* _Task objective_
How many lines of these entries hold the string "Mertins"? Reply with the number alone.

* _Records to process_
↓↓↓

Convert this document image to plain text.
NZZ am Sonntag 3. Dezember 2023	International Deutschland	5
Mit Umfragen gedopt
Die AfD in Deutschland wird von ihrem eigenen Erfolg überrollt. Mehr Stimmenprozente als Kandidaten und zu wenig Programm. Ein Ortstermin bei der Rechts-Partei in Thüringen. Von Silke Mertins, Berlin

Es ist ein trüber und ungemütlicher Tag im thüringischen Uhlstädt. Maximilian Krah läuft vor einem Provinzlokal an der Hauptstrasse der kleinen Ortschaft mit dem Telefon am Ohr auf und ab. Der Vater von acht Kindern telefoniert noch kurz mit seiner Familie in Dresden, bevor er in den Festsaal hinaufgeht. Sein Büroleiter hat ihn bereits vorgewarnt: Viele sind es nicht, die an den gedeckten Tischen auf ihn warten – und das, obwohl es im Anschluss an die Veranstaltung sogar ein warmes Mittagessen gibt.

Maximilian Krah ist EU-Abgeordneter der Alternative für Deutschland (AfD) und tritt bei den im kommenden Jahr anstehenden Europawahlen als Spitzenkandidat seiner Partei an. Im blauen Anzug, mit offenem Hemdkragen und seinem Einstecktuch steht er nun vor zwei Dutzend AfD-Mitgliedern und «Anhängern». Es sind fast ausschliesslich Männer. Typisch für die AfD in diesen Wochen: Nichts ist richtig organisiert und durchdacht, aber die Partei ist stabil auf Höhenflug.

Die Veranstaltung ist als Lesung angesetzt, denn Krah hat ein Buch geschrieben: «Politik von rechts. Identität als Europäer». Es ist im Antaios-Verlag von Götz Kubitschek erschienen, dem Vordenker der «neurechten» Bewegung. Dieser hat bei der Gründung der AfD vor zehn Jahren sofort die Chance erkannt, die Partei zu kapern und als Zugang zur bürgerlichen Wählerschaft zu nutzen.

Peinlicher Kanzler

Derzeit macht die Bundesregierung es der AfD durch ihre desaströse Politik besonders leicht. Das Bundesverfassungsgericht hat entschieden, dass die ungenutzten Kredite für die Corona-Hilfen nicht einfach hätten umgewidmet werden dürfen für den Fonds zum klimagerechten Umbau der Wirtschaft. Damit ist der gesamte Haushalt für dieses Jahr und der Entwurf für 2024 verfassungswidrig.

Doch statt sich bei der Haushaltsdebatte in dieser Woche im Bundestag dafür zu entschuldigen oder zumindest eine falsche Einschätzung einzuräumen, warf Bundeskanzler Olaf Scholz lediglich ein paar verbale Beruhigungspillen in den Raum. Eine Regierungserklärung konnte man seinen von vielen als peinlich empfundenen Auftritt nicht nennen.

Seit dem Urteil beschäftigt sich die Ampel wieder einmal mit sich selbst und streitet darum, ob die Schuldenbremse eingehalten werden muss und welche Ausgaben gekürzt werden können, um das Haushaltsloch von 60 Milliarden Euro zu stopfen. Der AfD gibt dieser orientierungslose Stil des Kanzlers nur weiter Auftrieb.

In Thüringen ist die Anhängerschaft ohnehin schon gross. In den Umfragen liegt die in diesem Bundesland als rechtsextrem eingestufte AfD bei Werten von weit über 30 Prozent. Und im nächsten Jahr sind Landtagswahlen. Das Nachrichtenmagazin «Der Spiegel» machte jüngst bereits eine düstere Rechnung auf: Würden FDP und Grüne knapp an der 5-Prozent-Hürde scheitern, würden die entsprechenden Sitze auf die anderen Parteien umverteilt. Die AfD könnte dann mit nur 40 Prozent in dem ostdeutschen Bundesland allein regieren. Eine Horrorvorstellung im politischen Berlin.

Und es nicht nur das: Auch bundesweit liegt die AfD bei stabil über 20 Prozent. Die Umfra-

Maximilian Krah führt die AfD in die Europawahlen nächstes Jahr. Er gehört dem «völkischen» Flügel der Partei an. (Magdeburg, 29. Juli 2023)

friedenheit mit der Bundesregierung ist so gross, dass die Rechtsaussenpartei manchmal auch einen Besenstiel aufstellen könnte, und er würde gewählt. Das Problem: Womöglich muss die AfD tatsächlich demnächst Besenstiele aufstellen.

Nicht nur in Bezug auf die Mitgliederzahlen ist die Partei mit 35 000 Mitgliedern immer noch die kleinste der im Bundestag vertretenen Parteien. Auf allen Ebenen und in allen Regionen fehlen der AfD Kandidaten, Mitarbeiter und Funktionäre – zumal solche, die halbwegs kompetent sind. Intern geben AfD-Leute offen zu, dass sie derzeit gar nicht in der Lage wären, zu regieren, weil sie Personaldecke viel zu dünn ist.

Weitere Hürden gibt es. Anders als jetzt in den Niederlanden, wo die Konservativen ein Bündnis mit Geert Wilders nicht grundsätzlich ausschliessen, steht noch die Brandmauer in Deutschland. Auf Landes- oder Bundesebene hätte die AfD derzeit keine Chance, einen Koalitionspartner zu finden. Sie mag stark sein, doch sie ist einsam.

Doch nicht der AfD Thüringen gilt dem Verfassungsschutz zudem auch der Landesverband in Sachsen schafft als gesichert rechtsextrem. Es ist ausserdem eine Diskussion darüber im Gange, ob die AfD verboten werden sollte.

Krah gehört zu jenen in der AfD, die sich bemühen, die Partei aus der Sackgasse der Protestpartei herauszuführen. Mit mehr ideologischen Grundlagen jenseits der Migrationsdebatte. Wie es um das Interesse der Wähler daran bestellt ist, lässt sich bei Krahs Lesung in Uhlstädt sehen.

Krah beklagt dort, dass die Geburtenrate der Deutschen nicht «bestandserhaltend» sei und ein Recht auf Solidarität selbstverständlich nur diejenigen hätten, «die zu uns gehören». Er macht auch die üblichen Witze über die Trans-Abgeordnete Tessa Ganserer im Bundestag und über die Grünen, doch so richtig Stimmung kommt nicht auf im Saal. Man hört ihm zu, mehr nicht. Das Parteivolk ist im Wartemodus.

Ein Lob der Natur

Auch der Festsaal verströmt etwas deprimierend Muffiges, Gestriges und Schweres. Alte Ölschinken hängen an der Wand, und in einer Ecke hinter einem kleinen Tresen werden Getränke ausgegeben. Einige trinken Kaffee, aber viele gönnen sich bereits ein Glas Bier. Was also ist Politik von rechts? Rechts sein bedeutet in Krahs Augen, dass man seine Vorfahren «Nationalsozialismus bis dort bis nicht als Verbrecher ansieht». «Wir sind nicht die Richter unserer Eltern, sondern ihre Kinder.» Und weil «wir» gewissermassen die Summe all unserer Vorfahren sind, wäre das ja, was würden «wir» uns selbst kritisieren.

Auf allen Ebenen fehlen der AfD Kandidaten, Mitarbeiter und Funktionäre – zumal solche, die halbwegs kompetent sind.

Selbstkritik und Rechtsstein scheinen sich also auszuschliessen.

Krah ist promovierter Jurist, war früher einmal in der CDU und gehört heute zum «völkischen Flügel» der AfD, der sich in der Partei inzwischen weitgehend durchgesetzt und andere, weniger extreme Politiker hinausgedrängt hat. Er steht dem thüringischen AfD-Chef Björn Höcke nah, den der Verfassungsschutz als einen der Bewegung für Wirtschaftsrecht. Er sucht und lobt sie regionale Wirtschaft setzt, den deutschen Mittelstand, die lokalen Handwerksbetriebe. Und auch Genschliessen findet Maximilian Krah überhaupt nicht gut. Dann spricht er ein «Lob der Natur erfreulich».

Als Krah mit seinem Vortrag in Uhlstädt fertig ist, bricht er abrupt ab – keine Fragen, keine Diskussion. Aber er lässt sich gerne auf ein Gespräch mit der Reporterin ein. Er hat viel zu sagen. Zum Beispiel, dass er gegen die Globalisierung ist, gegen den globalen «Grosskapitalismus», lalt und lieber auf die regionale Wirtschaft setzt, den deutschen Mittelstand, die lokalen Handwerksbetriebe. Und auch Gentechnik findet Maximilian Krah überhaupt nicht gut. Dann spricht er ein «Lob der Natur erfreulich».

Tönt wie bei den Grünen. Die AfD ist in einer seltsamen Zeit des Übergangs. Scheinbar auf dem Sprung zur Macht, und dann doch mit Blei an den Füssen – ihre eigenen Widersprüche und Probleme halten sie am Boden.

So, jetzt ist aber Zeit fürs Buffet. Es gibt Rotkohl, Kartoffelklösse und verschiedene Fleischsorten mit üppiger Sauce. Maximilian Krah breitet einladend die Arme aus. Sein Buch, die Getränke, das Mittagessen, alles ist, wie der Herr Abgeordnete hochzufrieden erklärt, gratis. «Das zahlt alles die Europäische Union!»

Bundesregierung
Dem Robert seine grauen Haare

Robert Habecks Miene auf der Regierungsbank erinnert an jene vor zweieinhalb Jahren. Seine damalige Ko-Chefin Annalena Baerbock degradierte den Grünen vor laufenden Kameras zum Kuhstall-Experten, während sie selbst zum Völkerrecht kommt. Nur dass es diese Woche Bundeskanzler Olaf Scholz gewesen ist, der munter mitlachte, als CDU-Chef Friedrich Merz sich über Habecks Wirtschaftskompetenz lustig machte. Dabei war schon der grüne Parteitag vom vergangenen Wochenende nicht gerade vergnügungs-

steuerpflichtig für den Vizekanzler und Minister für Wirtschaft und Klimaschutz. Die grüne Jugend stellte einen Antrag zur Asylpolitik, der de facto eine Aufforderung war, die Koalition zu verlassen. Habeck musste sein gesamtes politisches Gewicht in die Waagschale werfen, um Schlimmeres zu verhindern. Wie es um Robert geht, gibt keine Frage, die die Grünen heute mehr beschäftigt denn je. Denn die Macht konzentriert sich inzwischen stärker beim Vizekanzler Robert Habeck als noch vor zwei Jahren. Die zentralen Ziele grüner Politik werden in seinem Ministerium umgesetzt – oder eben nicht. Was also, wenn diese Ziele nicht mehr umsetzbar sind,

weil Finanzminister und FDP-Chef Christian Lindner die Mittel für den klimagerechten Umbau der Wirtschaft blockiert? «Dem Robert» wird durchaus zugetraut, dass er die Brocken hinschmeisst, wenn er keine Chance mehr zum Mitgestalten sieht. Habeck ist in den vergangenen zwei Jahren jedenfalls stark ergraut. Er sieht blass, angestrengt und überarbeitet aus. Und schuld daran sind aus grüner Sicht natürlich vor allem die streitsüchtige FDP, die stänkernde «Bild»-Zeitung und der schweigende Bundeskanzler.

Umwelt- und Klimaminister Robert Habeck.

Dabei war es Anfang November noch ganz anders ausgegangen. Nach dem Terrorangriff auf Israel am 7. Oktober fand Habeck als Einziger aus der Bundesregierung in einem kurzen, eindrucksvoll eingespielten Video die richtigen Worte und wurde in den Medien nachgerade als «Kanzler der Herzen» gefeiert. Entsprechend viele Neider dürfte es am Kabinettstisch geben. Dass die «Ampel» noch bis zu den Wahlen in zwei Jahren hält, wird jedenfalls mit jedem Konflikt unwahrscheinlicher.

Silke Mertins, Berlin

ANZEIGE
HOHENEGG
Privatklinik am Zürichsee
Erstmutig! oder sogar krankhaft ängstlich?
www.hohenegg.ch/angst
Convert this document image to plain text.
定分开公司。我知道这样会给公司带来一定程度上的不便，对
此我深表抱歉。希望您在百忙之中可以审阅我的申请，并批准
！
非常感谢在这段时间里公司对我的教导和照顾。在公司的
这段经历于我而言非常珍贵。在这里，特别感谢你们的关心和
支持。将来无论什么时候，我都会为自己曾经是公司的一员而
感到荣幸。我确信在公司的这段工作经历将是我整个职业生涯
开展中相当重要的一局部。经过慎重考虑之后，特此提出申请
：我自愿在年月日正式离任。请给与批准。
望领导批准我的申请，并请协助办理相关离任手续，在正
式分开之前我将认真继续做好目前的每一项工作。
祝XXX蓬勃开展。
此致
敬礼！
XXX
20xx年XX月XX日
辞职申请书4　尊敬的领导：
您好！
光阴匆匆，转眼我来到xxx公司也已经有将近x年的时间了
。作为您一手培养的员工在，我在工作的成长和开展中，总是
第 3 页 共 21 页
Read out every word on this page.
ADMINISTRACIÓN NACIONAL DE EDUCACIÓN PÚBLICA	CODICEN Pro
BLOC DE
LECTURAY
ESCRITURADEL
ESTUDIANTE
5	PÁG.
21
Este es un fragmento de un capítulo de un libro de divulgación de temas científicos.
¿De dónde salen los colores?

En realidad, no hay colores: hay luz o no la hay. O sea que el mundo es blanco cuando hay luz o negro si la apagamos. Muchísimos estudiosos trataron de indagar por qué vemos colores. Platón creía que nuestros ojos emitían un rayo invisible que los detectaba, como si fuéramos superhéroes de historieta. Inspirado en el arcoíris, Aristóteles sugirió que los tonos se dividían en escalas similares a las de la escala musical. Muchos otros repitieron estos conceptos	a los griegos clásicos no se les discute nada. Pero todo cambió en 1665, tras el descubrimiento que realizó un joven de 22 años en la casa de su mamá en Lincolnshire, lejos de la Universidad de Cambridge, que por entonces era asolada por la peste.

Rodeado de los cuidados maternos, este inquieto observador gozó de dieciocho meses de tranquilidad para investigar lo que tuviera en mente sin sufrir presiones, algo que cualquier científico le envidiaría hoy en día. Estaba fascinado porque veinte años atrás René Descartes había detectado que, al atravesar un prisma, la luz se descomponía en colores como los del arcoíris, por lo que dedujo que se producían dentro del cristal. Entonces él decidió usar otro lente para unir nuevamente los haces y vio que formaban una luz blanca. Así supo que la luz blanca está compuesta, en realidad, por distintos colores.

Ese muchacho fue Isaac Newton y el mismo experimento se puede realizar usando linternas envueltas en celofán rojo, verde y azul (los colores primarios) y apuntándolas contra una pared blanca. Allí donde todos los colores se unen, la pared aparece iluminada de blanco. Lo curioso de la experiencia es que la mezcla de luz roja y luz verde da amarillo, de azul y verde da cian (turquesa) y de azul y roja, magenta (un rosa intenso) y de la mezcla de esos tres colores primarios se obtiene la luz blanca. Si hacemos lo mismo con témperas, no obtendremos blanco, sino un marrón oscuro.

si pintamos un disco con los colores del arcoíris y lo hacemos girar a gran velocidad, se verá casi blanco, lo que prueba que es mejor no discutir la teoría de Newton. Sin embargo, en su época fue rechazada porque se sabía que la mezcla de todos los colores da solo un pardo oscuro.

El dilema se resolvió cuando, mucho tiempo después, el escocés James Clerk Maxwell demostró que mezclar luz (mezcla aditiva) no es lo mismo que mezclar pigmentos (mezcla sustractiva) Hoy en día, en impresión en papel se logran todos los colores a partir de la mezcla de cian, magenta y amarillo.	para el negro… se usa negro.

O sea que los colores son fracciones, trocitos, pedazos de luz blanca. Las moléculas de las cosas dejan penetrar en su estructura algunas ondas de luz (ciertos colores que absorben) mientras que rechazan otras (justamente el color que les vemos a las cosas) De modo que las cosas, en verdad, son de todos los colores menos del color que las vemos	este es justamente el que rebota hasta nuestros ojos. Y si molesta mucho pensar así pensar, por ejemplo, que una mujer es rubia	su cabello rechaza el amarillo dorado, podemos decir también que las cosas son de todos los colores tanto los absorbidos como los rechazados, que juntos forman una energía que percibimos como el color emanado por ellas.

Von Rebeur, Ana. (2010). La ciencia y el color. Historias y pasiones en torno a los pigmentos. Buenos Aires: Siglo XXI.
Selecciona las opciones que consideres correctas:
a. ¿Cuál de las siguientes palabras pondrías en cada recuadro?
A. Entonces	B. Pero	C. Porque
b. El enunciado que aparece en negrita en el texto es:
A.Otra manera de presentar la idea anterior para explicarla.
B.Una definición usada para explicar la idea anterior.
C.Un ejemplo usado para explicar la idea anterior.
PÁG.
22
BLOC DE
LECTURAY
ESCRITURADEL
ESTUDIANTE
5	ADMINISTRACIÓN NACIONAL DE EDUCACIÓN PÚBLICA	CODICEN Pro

↑↑↑

* _Solved problem_
2